#### [Exercise goal]
Quote the listing below in full and exactly as written, but omit every picture.

#### [Stored data]
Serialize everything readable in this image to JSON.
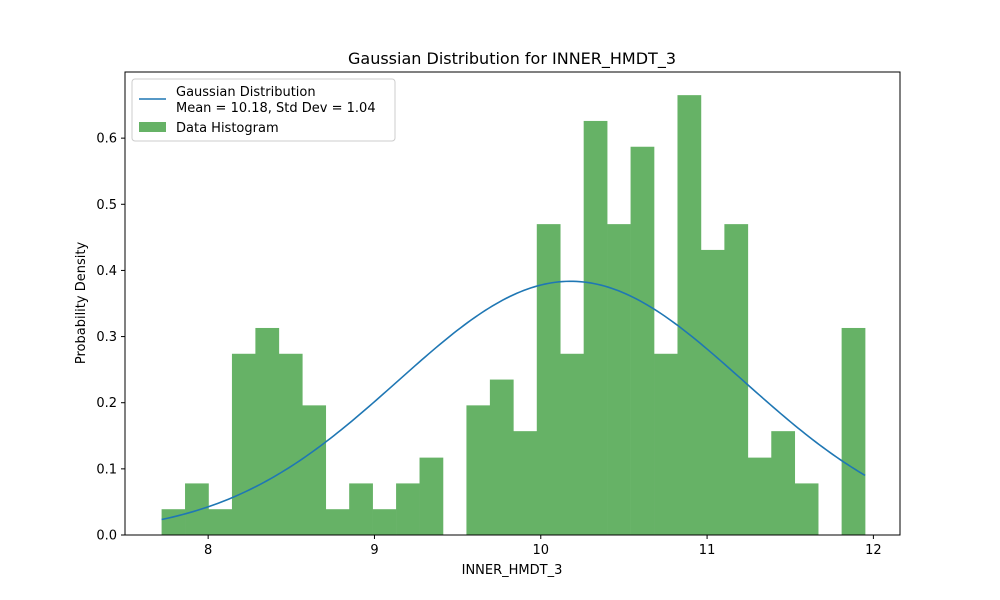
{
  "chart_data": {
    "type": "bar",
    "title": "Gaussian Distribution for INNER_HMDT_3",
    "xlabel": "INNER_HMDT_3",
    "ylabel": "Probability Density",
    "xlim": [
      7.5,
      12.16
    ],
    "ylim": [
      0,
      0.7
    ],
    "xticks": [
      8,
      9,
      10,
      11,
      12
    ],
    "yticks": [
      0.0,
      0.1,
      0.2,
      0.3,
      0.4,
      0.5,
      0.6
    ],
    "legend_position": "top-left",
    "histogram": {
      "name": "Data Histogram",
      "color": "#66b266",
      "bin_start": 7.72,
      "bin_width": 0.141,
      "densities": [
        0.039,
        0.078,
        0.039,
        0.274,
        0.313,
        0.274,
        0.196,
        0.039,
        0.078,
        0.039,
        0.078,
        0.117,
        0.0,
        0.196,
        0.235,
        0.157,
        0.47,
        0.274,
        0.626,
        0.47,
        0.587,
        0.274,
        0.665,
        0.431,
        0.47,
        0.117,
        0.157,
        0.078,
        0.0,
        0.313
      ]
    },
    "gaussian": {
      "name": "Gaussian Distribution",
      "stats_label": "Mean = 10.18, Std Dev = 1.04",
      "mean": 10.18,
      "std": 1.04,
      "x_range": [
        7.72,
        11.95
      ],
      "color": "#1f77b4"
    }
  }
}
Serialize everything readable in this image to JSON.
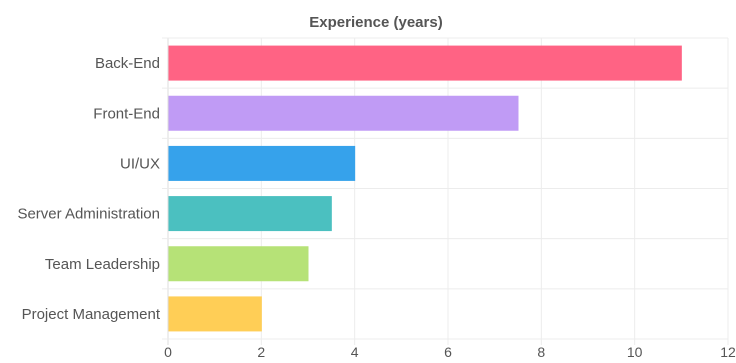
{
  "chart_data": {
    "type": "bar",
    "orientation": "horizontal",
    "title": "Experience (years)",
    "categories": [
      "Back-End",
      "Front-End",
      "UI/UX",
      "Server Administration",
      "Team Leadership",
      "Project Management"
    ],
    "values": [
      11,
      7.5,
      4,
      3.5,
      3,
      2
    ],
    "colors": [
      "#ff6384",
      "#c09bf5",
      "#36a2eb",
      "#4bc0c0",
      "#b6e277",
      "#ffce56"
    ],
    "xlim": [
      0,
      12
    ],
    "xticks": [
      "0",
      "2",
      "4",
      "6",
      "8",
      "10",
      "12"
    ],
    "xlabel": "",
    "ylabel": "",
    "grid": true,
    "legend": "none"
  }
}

#### [Result for this task]
Serialize everything readable in this image to JSON.
{
  "chart_data": {
    "type": "bar",
    "title": "Gaussian Distribution for INNER_HMDT_3",
    "xlabel": "INNER_HMDT_3",
    "ylabel": "Probability Density",
    "xlim": [
      7.5,
      12.16
    ],
    "ylim": [
      0,
      0.7
    ],
    "xticks": [
      8,
      9,
      10,
      11,
      12
    ],
    "yticks": [
      0.0,
      0.1,
      0.2,
      0.3,
      0.4,
      0.5,
      0.6
    ],
    "legend_position": "top-left",
    "histogram": {
      "name": "Data Histogram",
      "color": "#66b266",
      "bin_start": 7.72,
      "bin_width": 0.141,
      "densities": [
        0.039,
        0.078,
        0.039,
        0.274,
        0.313,
        0.274,
        0.196,
        0.039,
        0.078,
        0.039,
        0.078,
        0.117,
        0.0,
        0.196,
        0.235,
        0.157,
        0.47,
        0.274,
        0.626,
        0.47,
        0.587,
        0.274,
        0.665,
        0.431,
        0.47,
        0.117,
        0.157,
        0.078,
        0.0,
        0.313
      ]
    },
    "gaussian": {
      "name": "Gaussian Distribution",
      "stats_label": "Mean = 10.18, Std Dev = 1.04",
      "mean": 10.18,
      "std": 1.04,
      "x_range": [
        7.72,
        11.95
      ],
      "color": "#1f77b4"
    }
  }
}
Serialize everything readable in this image to JSON.
{
  "chart_data": {
    "type": "bar",
    "orientation": "horizontal",
    "title": "Experience (years)",
    "categories": [
      "Back-End",
      "Front-End",
      "UI/UX",
      "Server Administration",
      "Team Leadership",
      "Project Management"
    ],
    "values": [
      11,
      7.5,
      4,
      3.5,
      3,
      2
    ],
    "colors": [
      "#ff6384",
      "#c09bf5",
      "#36a2eb",
      "#4bc0c0",
      "#b6e277",
      "#ffce56"
    ],
    "xlim": [
      0,
      12
    ],
    "xticks": [
      "0",
      "2",
      "4",
      "6",
      "8",
      "10",
      "12"
    ],
    "xlabel": "",
    "ylabel": "",
    "grid": true,
    "legend": "none"
  }
}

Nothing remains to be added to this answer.